◆ **Exercise objective**: Quote all entries in full, exactly.

◆ **Input data**:
○ ○ ○ ○ ○ ○ ○

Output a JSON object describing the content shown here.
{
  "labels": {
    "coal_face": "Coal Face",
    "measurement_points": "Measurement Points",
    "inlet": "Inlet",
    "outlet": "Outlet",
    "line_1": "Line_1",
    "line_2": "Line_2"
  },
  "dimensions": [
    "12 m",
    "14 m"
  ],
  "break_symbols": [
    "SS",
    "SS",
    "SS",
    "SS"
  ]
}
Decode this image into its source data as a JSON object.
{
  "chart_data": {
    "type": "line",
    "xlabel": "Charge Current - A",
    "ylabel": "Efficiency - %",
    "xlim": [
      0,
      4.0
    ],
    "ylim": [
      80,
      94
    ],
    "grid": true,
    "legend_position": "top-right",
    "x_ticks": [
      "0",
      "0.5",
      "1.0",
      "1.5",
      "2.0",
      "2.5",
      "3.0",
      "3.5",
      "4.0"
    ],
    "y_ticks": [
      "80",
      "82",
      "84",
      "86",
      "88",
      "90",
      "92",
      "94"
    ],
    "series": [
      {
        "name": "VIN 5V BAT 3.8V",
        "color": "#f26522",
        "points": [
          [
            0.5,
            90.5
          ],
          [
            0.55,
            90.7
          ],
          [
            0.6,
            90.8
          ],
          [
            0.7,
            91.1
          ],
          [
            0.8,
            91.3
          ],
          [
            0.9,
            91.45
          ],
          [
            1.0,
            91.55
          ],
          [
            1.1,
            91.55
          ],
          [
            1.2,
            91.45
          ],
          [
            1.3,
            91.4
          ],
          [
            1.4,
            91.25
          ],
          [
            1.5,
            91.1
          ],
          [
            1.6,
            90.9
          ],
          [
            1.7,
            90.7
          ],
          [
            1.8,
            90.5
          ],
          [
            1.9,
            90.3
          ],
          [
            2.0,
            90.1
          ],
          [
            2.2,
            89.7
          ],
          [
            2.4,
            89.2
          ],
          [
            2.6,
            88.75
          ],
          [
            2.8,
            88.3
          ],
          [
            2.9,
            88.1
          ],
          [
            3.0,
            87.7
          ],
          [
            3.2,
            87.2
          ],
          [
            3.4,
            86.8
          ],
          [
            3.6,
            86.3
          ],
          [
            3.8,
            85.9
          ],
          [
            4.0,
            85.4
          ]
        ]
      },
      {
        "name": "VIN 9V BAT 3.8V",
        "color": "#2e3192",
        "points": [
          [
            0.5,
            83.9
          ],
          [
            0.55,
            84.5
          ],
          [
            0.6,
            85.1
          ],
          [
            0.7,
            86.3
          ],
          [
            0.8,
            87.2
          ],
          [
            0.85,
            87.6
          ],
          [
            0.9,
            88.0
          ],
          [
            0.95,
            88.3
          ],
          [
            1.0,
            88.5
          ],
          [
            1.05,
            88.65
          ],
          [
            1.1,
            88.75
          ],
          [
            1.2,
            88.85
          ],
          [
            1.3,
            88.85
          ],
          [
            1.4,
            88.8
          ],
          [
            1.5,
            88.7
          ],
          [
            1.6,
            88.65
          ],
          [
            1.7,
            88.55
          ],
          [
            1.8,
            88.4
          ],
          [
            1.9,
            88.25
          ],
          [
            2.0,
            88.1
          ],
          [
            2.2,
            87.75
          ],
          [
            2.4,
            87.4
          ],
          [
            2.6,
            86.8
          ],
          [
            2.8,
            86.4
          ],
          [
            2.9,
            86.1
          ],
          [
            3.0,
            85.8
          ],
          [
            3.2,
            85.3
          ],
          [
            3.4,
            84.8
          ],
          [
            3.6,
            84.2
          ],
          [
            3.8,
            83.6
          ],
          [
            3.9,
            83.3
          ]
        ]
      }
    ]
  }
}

○ ○ ○ ○ ○ ○ ○

◆ **Final answer**:
Output a JSON object describing the content shown here.
{
  "labels": {
    "coal_face": "Coal Face",
    "measurement_points": "Measurement Points",
    "inlet": "Inlet",
    "outlet": "Outlet",
    "line_1": "Line_1",
    "line_2": "Line_2"
  },
  "dimensions": [
    "12 m",
    "14 m"
  ],
  "break_symbols": [
    "SS",
    "SS",
    "SS",
    "SS"
  ]
}
Decode this image into its source data as a JSON object.
{
  "chart_data": {
    "type": "line",
    "xlabel": "Charge Current - A",
    "ylabel": "Efficiency - %",
    "xlim": [
      0,
      4.0
    ],
    "ylim": [
      80,
      94
    ],
    "grid": true,
    "legend_position": "top-right",
    "x_ticks": [
      "0",
      "0.5",
      "1.0",
      "1.5",
      "2.0",
      "2.5",
      "3.0",
      "3.5",
      "4.0"
    ],
    "y_ticks": [
      "80",
      "82",
      "84",
      "86",
      "88",
      "90",
      "92",
      "94"
    ],
    "series": [
      {
        "name": "VIN 5V BAT 3.8V",
        "color": "#f26522",
        "points": [
          [
            0.5,
            90.5
          ],
          [
            0.55,
            90.7
          ],
          [
            0.6,
            90.8
          ],
          [
            0.7,
            91.1
          ],
          [
            0.8,
            91.3
          ],
          [
            0.9,
            91.45
          ],
          [
            1.0,
            91.55
          ],
          [
            1.1,
            91.55
          ],
          [
            1.2,
            91.45
          ],
          [
            1.3,
            91.4
          ],
          [
            1.4,
            91.25
          ],
          [
            1.5,
            91.1
          ],
          [
            1.6,
            90.9
          ],
          [
            1.7,
            90.7
          ],
          [
            1.8,
            90.5
          ],
          [
            1.9,
            90.3
          ],
          [
            2.0,
            90.1
          ],
          [
            2.2,
            89.7
          ],
          [
            2.4,
            89.2
          ],
          [
            2.6,
            88.75
          ],
          [
            2.8,
            88.3
          ],
          [
            2.9,
            88.1
          ],
          [
            3.0,
            87.7
          ],
          [
            3.2,
            87.2
          ],
          [
            3.4,
            86.8
          ],
          [
            3.6,
            86.3
          ],
          [
            3.8,
            85.9
          ],
          [
            4.0,
            85.4
          ]
        ]
      },
      {
        "name": "VIN 9V BAT 3.8V",
        "color": "#2e3192",
        "points": [
          [
            0.5,
            83.9
          ],
          [
            0.55,
            84.5
          ],
          [
            0.6,
            85.1
          ],
          [
            0.7,
            86.3
          ],
          [
            0.8,
            87.2
          ],
          [
            0.85,
            87.6
          ],
          [
            0.9,
            88.0
          ],
          [
            0.95,
            88.3
          ],
          [
            1.0,
            88.5
          ],
          [
            1.05,
            88.65
          ],
          [
            1.1,
            88.75
          ],
          [
            1.2,
            88.85
          ],
          [
            1.3,
            88.85
          ],
          [
            1.4,
            88.8
          ],
          [
            1.5,
            88.7
          ],
          [
            1.6,
            88.65
          ],
          [
            1.7,
            88.55
          ],
          [
            1.8,
            88.4
          ],
          [
            1.9,
            88.25
          ],
          [
            2.0,
            88.1
          ],
          [
            2.2,
            87.75
          ],
          [
            2.4,
            87.4
          ],
          [
            2.6,
            86.8
          ],
          [
            2.8,
            86.4
          ],
          [
            2.9,
            86.1
          ],
          [
            3.0,
            85.8
          ],
          [
            3.2,
            85.3
          ],
          [
            3.4,
            84.8
          ],
          [
            3.6,
            84.2
          ],
          [
            3.8,
            83.6
          ],
          [
            3.9,
            83.3
          ]
        ]
      }
    ]
  }
}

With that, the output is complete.